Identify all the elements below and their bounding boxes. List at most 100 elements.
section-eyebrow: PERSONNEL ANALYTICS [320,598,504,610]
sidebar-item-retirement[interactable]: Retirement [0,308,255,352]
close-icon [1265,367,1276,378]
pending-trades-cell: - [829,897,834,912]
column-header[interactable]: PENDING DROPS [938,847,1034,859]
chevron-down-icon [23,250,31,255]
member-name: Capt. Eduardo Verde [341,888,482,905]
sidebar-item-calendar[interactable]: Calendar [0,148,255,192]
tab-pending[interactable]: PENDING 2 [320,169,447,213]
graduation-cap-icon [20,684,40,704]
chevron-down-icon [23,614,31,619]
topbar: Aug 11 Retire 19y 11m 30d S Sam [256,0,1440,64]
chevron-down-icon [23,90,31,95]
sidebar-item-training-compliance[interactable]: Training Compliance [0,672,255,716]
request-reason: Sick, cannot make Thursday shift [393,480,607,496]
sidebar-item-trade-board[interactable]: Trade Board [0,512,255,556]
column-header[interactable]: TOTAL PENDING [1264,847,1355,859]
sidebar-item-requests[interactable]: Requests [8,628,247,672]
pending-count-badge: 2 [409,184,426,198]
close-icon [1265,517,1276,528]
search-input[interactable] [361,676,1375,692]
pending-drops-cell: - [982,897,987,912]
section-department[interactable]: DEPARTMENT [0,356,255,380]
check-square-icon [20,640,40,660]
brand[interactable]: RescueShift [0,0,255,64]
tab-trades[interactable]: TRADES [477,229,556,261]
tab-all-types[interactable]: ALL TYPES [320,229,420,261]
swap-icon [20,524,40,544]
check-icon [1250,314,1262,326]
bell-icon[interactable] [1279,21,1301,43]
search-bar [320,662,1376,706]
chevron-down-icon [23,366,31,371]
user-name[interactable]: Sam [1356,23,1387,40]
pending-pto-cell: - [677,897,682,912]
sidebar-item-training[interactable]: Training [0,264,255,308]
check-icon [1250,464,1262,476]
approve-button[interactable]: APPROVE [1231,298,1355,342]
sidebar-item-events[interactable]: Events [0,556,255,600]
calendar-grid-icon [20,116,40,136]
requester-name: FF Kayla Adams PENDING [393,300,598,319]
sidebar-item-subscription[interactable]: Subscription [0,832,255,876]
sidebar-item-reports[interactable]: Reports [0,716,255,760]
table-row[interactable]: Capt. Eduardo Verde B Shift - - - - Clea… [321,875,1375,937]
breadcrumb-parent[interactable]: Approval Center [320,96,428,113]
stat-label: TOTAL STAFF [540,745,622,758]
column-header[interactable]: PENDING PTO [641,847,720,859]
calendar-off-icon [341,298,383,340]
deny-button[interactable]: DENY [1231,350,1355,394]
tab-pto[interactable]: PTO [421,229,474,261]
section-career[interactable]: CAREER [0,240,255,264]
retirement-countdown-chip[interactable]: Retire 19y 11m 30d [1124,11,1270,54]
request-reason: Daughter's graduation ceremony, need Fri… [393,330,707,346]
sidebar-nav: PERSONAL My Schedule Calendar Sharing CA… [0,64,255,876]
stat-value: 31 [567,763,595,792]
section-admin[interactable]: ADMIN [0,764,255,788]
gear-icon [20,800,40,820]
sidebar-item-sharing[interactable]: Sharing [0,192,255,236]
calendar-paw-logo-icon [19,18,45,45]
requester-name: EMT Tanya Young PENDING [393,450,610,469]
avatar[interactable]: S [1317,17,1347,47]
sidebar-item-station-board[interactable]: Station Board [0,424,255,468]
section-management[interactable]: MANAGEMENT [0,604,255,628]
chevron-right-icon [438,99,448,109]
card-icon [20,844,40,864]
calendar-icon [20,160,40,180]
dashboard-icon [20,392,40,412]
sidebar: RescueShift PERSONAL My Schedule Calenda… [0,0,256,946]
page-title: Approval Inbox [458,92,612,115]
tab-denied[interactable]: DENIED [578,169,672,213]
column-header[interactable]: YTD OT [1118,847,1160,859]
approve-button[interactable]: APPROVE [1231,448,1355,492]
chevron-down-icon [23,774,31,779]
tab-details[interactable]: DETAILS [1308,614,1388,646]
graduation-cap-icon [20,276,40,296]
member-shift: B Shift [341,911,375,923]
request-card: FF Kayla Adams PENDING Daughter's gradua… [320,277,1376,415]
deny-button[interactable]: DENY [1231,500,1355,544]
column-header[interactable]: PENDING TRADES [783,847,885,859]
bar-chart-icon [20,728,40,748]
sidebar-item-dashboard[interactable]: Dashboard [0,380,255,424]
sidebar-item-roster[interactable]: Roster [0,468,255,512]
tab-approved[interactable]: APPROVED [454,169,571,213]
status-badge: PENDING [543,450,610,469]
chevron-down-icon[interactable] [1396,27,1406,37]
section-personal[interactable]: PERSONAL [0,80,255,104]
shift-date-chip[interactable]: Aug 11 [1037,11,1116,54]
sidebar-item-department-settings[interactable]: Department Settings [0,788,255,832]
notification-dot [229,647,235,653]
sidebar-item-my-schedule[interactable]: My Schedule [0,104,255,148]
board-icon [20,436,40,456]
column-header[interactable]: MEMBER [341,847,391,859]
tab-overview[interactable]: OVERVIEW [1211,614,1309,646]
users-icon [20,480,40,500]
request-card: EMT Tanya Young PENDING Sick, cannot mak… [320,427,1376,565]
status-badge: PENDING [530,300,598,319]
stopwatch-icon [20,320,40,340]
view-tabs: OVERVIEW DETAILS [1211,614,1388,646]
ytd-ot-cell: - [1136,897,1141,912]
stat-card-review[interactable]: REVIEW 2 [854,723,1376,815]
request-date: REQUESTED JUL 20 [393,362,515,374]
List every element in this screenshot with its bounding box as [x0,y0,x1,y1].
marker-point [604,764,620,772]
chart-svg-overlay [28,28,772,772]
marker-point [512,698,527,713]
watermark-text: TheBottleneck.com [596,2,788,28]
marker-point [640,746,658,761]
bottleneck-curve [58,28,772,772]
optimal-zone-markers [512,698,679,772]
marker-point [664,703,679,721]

————————

• [TASK PROMPT]: Copy the listing word for word, starting at its very first line and ending with the line containing "pending-trades-cell: - [829,897,834,912]".

• [RESULT OF THIS EXERCISE]:
Identify all the elements below and their bounding boxes. List at most 100 elements.
section-eyebrow: PERSONNEL ANALYTICS [320,598,504,610]
sidebar-item-retirement[interactable]: Retirement [0,308,255,352]
close-icon [1265,367,1276,378]
pending-trades-cell: - [829,897,834,912]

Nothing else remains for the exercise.